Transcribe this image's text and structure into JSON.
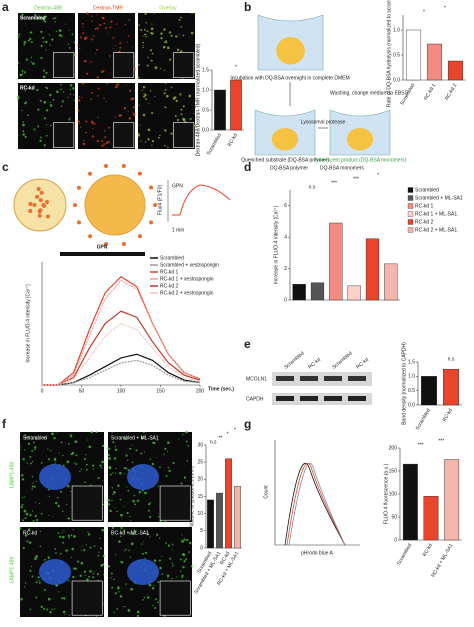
{
  "panel_labels": [
    "a",
    "b",
    "c",
    "d",
    "e",
    "f",
    "g"
  ],
  "panel_a": {
    "channels": [
      "Dextran-488",
      "Dextran-TMR",
      "Overlay"
    ],
    "rows": [
      "Scrambled",
      "RC-kd"
    ]
  },
  "panel_b": {
    "steps": [
      "Incubation with DQ-BSA overnight in complete DMEM",
      "Washing, change medium to EBSS",
      "Quenched substrate (DQ-BSA polymer)",
      "Lysosomal protease",
      "Fluorescent product (DQ-BSA monomers)"
    ],
    "legend": [
      "DQ-BSA polymer",
      "DQ-BSA monomers"
    ]
  },
  "panel_c": {
    "inset_ylabel": "Fluo4 (F1/F0)",
    "inset_marker": "GPN",
    "inset_scale": "1 min",
    "bar_label": "GPN"
  },
  "panel_e": {
    "blot_lanes": [
      "Scrambled",
      "RC-kd",
      "Scrambled",
      "RC-kd"
    ],
    "blot_rows": [
      "MCOLN1",
      "CAPDH"
    ]
  },
  "panel_f": {
    "images": [
      "Scrambled",
      "Scrambled + ML-SA1",
      "RC-kd",
      "RC-kd + ML-SA1"
    ],
    "stain": "LAMP1-488"
  },
  "panel_g": {
    "hist_ylabel": "Count",
    "hist_xlabel": "pHrodo blue A"
  },
  "chart_data": [
    {
      "type": "bar",
      "ylabel": "Dextran-488/Dextran-TMR (normalized scrambled)",
      "categories": [
        "Scrambled",
        "RC-kd"
      ],
      "values": [
        1.0,
        1.25
      ],
      "colors": [
        "#111111",
        "#e8452c"
      ],
      "ylim": [
        0,
        1.5
      ],
      "yticks": [
        {
          "value": 0,
          "label": "0.0"
        },
        0.5,
        {
          "value": 1,
          "label": "1.0"
        },
        1.5
      ],
      "annotations": [
        "*"
      ]
    },
    {
      "type": "bar",
      "ylabel": "Rate of DQ-BSA hydrolysis (normalized to scrambled)",
      "categories": [
        "Scrambled",
        "RC-kd 1",
        "RC-kd 2"
      ],
      "values": [
        1.0,
        0.72,
        0.38
      ],
      "colors": [
        "#ffffff",
        "#f28b82",
        "#e8452c"
      ],
      "ylim": [
        0,
        1.3
      ],
      "yticks": [
        {
          "value": 0,
          "label": "0.0"
        },
        0.5,
        {
          "value": 1,
          "label": "1.0"
        }
      ],
      "annotations": [
        "*",
        "*"
      ]
    },
    {
      "type": "line",
      "ylabel": "Increase in FLUO-4 intensity [Ca²⁺]",
      "xlabel": "Time (sec.)",
      "x": [
        0,
        20,
        40,
        60,
        80,
        100,
        120,
        140,
        160,
        180,
        200
      ],
      "xlim": [
        0,
        200
      ],
      "xticks": [
        0,
        50,
        100,
        150,
        200
      ],
      "ylim": [
        0,
        1
      ],
      "series": [
        {
          "name": "Scrambled",
          "color": "#111111",
          "values": [
            0,
            0,
            0.02,
            0.08,
            0.15,
            0.22,
            0.25,
            0.2,
            0.1,
            0.04,
            0.02
          ]
        },
        {
          "name": "Scrambled + xestospongin",
          "color": "#9a9a9a",
          "values": [
            0,
            0,
            0.02,
            0.06,
            0.12,
            0.18,
            0.2,
            0.16,
            0.08,
            0.03,
            0.02
          ]
        },
        {
          "name": "RC-kd 1",
          "color": "#e8452c",
          "values": [
            0,
            0,
            0.1,
            0.45,
            0.75,
            0.88,
            0.8,
            0.5,
            0.25,
            0.1,
            0.05
          ]
        },
        {
          "name": "RC-kd 1 + xestospongin",
          "color": "#f4a196",
          "values": [
            0,
            0,
            0.08,
            0.4,
            0.7,
            0.85,
            0.78,
            0.5,
            0.25,
            0.1,
            0.05
          ]
        },
        {
          "name": "RC-kd 2",
          "color": "#c0392b",
          "values": [
            0,
            0,
            0.06,
            0.3,
            0.5,
            0.6,
            0.55,
            0.35,
            0.18,
            0.08,
            0.04
          ]
        },
        {
          "name": "RC-kd 2 + xestospongin",
          "color": "#f7c6bf",
          "values": [
            0,
            0,
            0.05,
            0.22,
            0.4,
            0.5,
            0.45,
            0.3,
            0.15,
            0.06,
            0.03
          ]
        }
      ]
    },
    {
      "type": "bar",
      "ylabel": "Increase in FLUO-4 intensity [Ca²⁺]",
      "categories": [
        "Scrambled",
        "Scrambled + ML-SA1",
        "RC-kd 1",
        "RC-kd 1 + ML-SA1",
        "RC-kd 2",
        "RC-kd 2 + ML-SA1"
      ],
      "values": [
        1.0,
        1.1,
        4.9,
        0.9,
        3.9,
        2.3
      ],
      "colors": [
        "#111111",
        "#555555",
        "#f28b82",
        "#fbd0ca",
        "#e8452c",
        "#f6b5ac"
      ],
      "ylim": [
        0,
        7
      ],
      "yticks": [
        0,
        2,
        4,
        6
      ],
      "legend": true,
      "annotations": [
        "n.s",
        "***",
        "***",
        "*"
      ]
    },
    {
      "type": "bar",
      "ylabel": "Band density (normalized to CAPDH)",
      "categories": [
        "Scrambled",
        "RC-kd"
      ],
      "values": [
        1.0,
        1.25
      ],
      "colors": [
        "#111111",
        "#e8452c"
      ],
      "ylim": [
        0,
        1.5
      ],
      "yticks": [
        {
          "value": 0,
          "label": "0.0"
        },
        0.5,
        {
          "value": 1,
          "label": "1.0"
        },
        1.5
      ],
      "annotations": [
        "n.s"
      ]
    },
    {
      "type": "bar",
      "ylabel": "Volume of lysosomes (nm³)",
      "categories": [
        "Scrambled",
        "Scrambled + ML-SA1",
        "RC-kd",
        "RC-kd + ML-SA1"
      ],
      "values": [
        14,
        16,
        26,
        18
      ],
      "colors": [
        "#111111",
        "#555555",
        "#e8452c",
        "#f6b5ac"
      ],
      "ylim": [
        0,
        30
      ],
      "yticks": [
        0,
        5,
        10,
        15,
        20,
        25,
        30
      ],
      "annotations": [
        "n.s",
        "**",
        "*",
        "*"
      ]
    },
    {
      "type": "bar",
      "ylabel": "FLUO-4 fluorescence (a.u.)",
      "categories": [
        "Scrambled",
        "RC-kd",
        "RC-kd + ML-SA1"
      ],
      "values": [
        165,
        95,
        175
      ],
      "colors": [
        "#111111",
        "#e8452c",
        "#f6b5ac"
      ],
      "ylim": [
        0,
        200
      ],
      "yticks": [
        0,
        50,
        100,
        150,
        200
      ],
      "annotations": [
        "***",
        "***"
      ]
    }
  ]
}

What to work on: List the lines of the material in which the word "xestospongin" occurs.

Expected answer:
          "name": "Scrambled + xestospongin",
          "name": "RC-kd 1 + xestospongin",
          "name": "RC-kd 2 + xestospongin",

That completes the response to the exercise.